• **WHAT YOU ARE ASKED TO DO**: Starting with the line that contains "OCR this image.", set down each line through the end of the entries below, exactly and with nothing added.

• **INPUT FOR THIS TASK**:
+ + + + +
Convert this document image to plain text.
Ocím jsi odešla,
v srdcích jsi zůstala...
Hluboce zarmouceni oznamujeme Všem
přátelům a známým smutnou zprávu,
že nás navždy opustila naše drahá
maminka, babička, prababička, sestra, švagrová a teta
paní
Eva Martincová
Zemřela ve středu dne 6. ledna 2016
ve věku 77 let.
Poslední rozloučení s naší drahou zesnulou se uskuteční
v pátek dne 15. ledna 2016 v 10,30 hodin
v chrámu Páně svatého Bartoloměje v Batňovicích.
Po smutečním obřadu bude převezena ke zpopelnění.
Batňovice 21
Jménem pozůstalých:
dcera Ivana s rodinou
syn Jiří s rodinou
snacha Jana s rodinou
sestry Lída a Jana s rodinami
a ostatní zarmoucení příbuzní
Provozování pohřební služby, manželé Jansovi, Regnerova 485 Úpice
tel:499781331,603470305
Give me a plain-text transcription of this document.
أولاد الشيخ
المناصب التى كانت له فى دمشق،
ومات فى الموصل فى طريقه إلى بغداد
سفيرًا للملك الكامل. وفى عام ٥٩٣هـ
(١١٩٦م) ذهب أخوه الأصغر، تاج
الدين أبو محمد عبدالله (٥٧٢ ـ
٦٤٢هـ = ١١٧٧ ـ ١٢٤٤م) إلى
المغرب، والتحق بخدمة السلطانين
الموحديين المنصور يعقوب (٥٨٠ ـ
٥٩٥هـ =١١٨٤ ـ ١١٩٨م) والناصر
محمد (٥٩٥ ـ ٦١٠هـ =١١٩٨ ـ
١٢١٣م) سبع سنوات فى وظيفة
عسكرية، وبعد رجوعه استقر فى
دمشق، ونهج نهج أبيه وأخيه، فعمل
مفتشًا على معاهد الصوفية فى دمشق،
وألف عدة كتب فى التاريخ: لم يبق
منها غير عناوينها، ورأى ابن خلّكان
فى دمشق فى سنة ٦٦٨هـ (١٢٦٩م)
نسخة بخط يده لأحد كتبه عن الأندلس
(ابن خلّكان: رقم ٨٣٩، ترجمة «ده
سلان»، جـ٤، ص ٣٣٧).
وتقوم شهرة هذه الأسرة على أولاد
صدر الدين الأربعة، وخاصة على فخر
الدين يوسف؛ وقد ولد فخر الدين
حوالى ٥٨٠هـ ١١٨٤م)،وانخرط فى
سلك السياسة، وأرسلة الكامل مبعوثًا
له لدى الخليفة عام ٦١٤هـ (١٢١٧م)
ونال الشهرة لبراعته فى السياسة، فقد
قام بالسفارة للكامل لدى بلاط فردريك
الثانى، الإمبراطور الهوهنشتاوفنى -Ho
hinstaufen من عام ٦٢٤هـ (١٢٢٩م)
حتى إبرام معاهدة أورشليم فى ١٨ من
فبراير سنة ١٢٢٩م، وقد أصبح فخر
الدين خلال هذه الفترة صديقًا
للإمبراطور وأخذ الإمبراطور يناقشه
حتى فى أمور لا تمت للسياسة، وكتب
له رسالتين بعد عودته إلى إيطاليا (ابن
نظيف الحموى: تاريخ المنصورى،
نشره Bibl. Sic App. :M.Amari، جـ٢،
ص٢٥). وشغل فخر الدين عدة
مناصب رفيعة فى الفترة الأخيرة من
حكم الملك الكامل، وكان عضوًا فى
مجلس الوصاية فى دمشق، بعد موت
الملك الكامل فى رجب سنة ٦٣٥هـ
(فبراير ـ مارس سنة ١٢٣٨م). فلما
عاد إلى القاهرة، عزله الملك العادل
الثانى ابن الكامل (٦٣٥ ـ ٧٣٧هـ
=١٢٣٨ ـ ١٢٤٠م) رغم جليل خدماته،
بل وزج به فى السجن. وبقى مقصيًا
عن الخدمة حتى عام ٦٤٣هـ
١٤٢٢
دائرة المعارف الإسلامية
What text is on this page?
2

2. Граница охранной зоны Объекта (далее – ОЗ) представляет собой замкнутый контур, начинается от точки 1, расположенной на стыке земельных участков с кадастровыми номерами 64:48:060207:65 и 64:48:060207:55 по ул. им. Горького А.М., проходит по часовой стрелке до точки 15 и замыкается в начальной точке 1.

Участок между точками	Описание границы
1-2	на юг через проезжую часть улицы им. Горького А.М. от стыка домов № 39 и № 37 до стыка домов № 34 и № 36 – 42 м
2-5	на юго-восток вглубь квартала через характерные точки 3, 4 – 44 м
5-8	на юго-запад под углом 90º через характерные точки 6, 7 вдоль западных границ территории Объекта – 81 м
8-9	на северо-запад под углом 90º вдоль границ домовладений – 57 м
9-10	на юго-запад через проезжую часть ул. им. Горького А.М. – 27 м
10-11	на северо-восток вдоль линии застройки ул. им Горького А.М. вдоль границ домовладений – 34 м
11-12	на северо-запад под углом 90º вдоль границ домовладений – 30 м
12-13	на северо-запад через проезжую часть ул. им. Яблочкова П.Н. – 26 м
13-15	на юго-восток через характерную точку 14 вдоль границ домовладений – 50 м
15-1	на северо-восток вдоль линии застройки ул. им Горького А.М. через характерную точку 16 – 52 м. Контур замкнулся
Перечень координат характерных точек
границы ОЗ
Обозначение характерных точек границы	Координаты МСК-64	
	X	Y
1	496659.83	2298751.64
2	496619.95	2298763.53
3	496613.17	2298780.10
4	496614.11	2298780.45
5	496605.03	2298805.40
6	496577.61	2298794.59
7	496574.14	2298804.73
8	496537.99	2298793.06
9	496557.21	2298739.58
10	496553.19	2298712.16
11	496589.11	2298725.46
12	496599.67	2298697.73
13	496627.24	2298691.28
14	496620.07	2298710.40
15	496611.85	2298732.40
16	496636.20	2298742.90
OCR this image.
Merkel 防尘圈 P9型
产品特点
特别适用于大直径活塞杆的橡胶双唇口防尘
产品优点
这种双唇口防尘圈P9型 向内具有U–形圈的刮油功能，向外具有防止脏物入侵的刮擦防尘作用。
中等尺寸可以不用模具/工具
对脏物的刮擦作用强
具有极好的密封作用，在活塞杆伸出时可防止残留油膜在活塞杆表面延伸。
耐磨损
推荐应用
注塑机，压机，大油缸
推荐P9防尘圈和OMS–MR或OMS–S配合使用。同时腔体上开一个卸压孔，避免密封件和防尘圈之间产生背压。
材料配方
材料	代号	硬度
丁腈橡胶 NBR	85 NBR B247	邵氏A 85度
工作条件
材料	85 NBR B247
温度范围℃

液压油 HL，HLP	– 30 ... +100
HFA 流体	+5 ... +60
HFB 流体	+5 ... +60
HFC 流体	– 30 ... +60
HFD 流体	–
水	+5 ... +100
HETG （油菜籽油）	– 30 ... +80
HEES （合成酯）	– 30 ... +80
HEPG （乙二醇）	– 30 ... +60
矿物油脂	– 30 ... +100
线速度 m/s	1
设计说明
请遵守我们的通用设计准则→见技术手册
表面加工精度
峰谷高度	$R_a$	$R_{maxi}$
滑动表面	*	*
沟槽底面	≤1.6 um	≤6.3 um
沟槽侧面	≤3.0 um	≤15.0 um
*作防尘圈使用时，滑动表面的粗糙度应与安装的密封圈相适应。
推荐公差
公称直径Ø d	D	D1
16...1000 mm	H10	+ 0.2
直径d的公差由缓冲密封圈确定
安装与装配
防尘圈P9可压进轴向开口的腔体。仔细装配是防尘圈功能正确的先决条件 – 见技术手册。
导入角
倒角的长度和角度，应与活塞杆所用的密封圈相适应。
+ + + + +
• **CORRECT RESPONSE**:
OCR this image.
Merkel 防尘圈 P9型
产品特点
特别适用于大直径活塞杆的橡胶双唇口防尘
产品优点
这种双唇口防尘圈P9型 向内具有U–形圈的刮油功能，向外具有防止脏物入侵的刮擦防尘作用。
中等尺寸可以不用模具/工具
对脏物的刮擦作用强
具有极好的密封作用，在活塞杆伸出时可防止残留油膜在活塞杆表面延伸。
耐磨损
推荐应用
注塑机，压机，大油缸
推荐P9防尘圈和OMS–MR或OMS–S配合使用。同时腔体上开一个卸压孔，避免密封件和防尘圈之间产生背压。
材料配方
材料	代号	硬度
丁腈橡胶 NBR	85 NBR B247	邵氏A 85度
工作条件
材料	85 NBR B247
温度范围℃

液压油 HL，HLP	– 30 ... +100
HFA 流体	+5 ... +60
HFB 流体	+5 ... +60
HFC 流体	– 30 ... +60
HFD 流体	–
水	+5 ... +100
HETG （油菜籽油）	– 30 ... +80
HEES （合成酯）	– 30 ... +80
HEPG （乙二醇）	– 30 ... +60
矿物油脂	– 30 ... +100
线速度 m/s	1
设计说明
请遵守我们的通用设计准则→见技术手册
表面加工精度
峰谷高度	$R_a$	$R_{maxi}$
滑动表面	*	*
沟槽底面	≤1.6 um	≤6.3 um
沟槽侧面	≤3.0 um	≤15.0 um
*作防尘圈使用时，滑动表面的粗糙度应与安装的密封圈相适应。
推荐公差
公称直径Ø d	D	D1
16...1000 mm	H10	+ 0.2
直径d的公差由缓冲密封圈确定
安装与装配
防尘圈P9可压进轴向开口的腔体。仔细装配是防尘圈功能正确的先决条件 – 见技术手册。
导入角
倒角的长度和角度，应与活塞杆所用的密封圈相适应。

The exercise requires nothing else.